## Task directions
Type out the complete listing below word for word, without its pictures.

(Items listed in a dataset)
════

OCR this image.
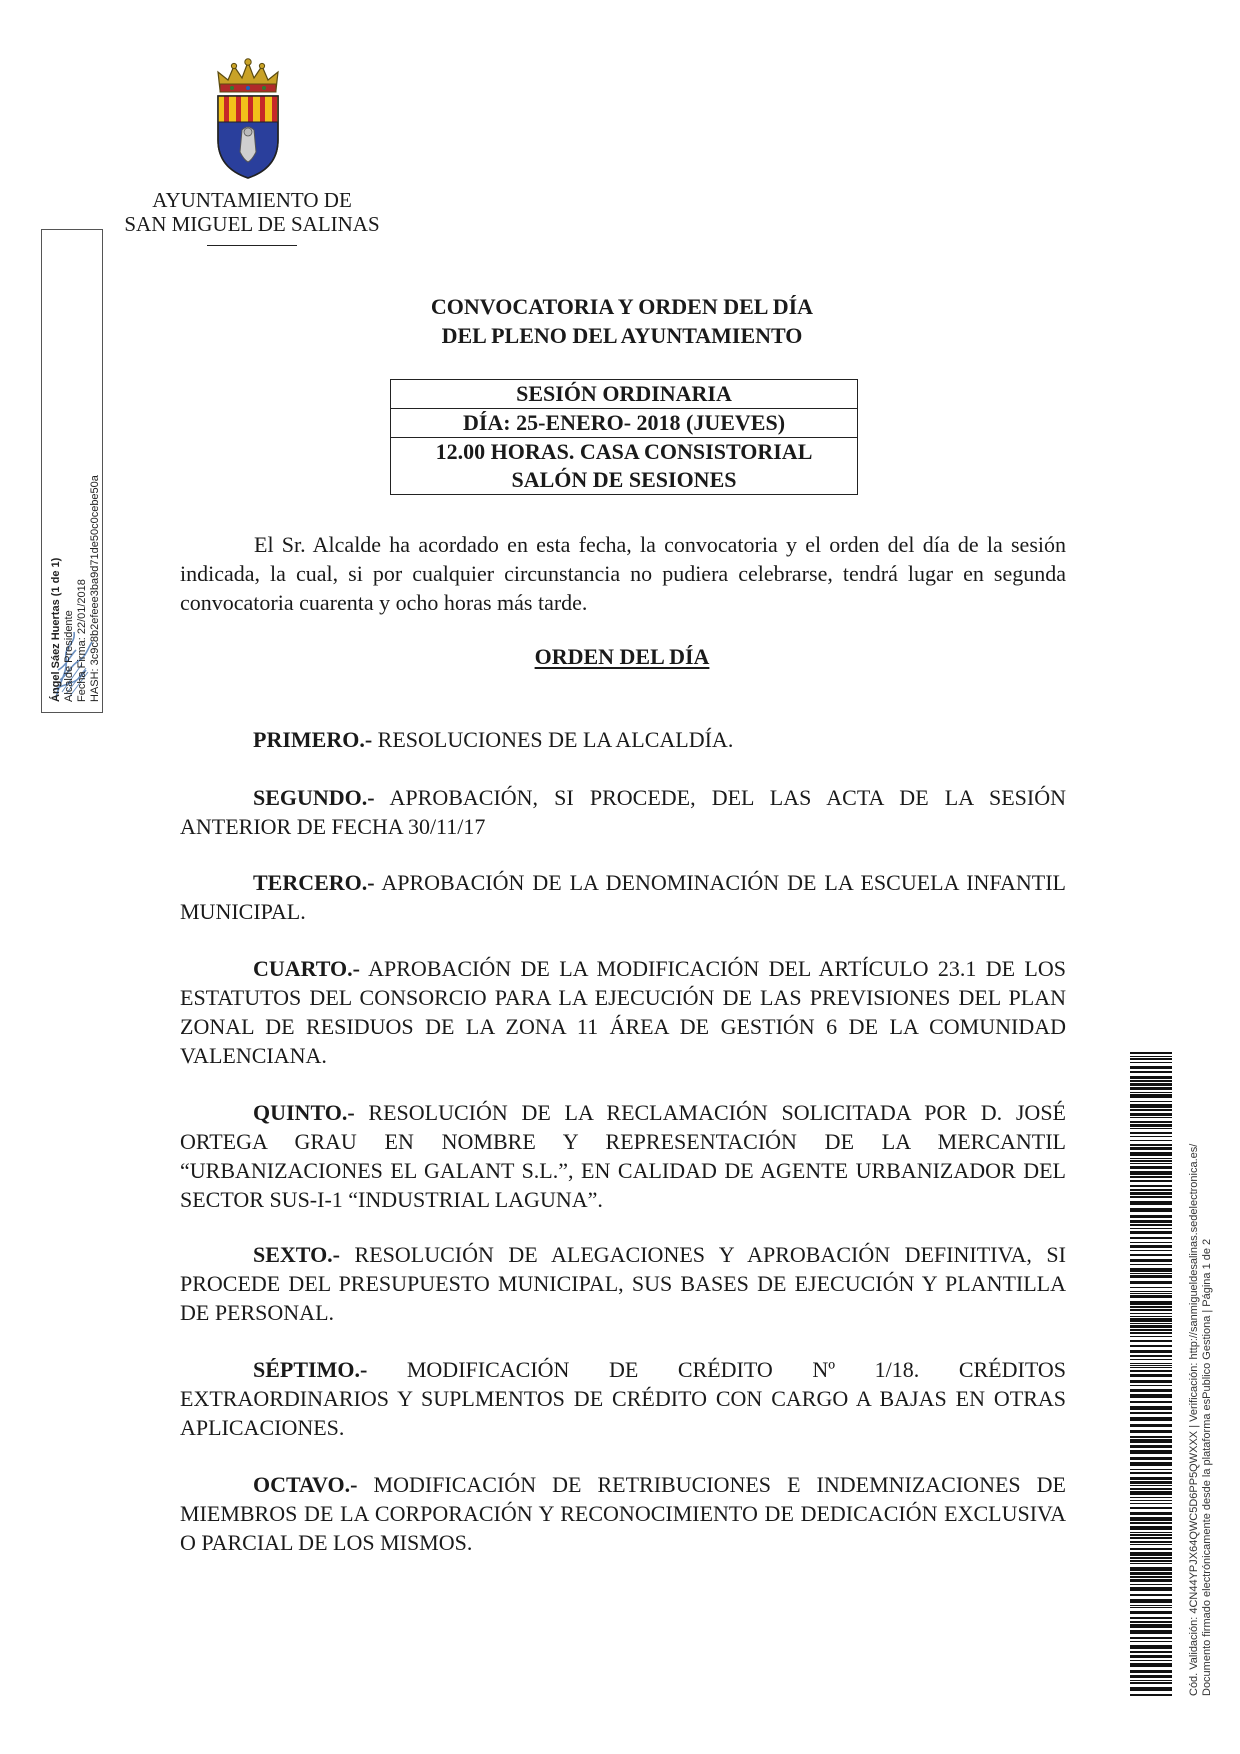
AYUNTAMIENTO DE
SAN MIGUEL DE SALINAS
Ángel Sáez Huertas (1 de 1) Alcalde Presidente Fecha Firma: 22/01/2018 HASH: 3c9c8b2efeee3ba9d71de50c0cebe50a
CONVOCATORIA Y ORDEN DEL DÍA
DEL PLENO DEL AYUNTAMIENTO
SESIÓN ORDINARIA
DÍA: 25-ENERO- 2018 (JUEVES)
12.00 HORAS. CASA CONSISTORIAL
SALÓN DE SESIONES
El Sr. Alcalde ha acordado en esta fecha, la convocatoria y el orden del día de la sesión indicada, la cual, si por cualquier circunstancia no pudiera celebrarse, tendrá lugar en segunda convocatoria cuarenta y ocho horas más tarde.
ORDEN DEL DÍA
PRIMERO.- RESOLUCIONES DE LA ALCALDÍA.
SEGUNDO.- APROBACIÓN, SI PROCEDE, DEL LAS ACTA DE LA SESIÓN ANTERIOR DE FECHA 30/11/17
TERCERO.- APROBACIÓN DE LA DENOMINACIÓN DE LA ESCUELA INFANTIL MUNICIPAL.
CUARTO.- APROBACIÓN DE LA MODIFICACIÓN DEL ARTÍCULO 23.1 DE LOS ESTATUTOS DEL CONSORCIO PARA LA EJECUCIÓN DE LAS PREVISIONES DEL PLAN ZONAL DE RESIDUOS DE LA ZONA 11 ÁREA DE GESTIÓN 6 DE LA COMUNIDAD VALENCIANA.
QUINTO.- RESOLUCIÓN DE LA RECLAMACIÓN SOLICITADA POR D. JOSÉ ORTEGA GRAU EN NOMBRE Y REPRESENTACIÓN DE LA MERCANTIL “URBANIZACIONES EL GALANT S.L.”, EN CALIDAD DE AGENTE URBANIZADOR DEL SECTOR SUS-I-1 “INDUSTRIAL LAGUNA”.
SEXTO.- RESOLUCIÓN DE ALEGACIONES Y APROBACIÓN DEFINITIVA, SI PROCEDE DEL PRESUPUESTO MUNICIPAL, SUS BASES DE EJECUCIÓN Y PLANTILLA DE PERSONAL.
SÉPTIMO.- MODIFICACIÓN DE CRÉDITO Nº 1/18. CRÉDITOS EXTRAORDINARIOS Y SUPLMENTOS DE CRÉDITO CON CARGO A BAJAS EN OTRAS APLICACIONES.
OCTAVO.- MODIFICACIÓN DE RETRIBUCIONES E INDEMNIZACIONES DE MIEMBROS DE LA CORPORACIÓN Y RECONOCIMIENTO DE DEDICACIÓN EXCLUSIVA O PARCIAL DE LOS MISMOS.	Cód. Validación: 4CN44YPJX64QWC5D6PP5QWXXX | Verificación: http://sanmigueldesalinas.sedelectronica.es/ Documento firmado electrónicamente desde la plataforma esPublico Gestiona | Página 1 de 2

════

## Result of this exercise
OCR this image.
AYUNTAMIENTO DE
SAN MIGUEL DE SALINAS
Ángel Sáez Huertas (1 de 1) Alcalde Presidente Fecha Firma: 22/01/2018 HASH: 3c9c8b2efeee3ba9d71de50c0cebe50a
CONVOCATORIA Y ORDEN DEL DÍA
DEL PLENO DEL AYUNTAMIENTO
SESIÓN ORDINARIA
DÍA: 25-ENERO- 2018 (JUEVES)
12.00 HORAS. CASA CONSISTORIAL
SALÓN DE SESIONES
El Sr. Alcalde ha acordado en esta fecha, la convocatoria y el orden del día de la sesión indicada, la cual, si por cualquier circunstancia no pudiera celebrarse, tendrá lugar en segunda convocatoria cuarenta y ocho horas más tarde.
ORDEN DEL DÍA
PRIMERO.- RESOLUCIONES DE LA ALCALDÍA.
SEGUNDO.- APROBACIÓN, SI PROCEDE, DEL LAS ACTA DE LA SESIÓN ANTERIOR DE FECHA 30/11/17
TERCERO.- APROBACIÓN DE LA DENOMINACIÓN DE LA ESCUELA INFANTIL MUNICIPAL.
CUARTO.- APROBACIÓN DE LA MODIFICACIÓN DEL ARTÍCULO 23.1 DE LOS ESTATUTOS DEL CONSORCIO PARA LA EJECUCIÓN DE LAS PREVISIONES DEL PLAN ZONAL DE RESIDUOS DE LA ZONA 11 ÁREA DE GESTIÓN 6 DE LA COMUNIDAD VALENCIANA.
QUINTO.- RESOLUCIÓN DE LA RECLAMACIÓN SOLICITADA POR D. JOSÉ ORTEGA GRAU EN NOMBRE Y REPRESENTACIÓN DE LA MERCANTIL “URBANIZACIONES EL GALANT S.L.”, EN CALIDAD DE AGENTE URBANIZADOR DEL SECTOR SUS-I-1 “INDUSTRIAL LAGUNA”.
SEXTO.- RESOLUCIÓN DE ALEGACIONES Y APROBACIÓN DEFINITIVA, SI PROCEDE DEL PRESUPUESTO MUNICIPAL, SUS BASES DE EJECUCIÓN Y PLANTILLA DE PERSONAL.
SÉPTIMO.- MODIFICACIÓN DE CRÉDITO Nº 1/18. CRÉDITOS EXTRAORDINARIOS Y SUPLMENTOS DE CRÉDITO CON CARGO A BAJAS EN OTRAS APLICACIONES.
OCTAVO.- MODIFICACIÓN DE RETRIBUCIONES E INDEMNIZACIONES DE MIEMBROS DE LA CORPORACIÓN Y RECONOCIMIENTO DE DEDICACIÓN EXCLUSIVA O PARCIAL DE LOS MISMOS.	Cód. Validación: 4CN44YPJX64QWC5D6PP5QWXXX | Verificación: http://sanmigueldesalinas.sedelectronica.es/ Documento firmado electrónicamente desde la plataforma esPublico Gestiona | Página 1 de 2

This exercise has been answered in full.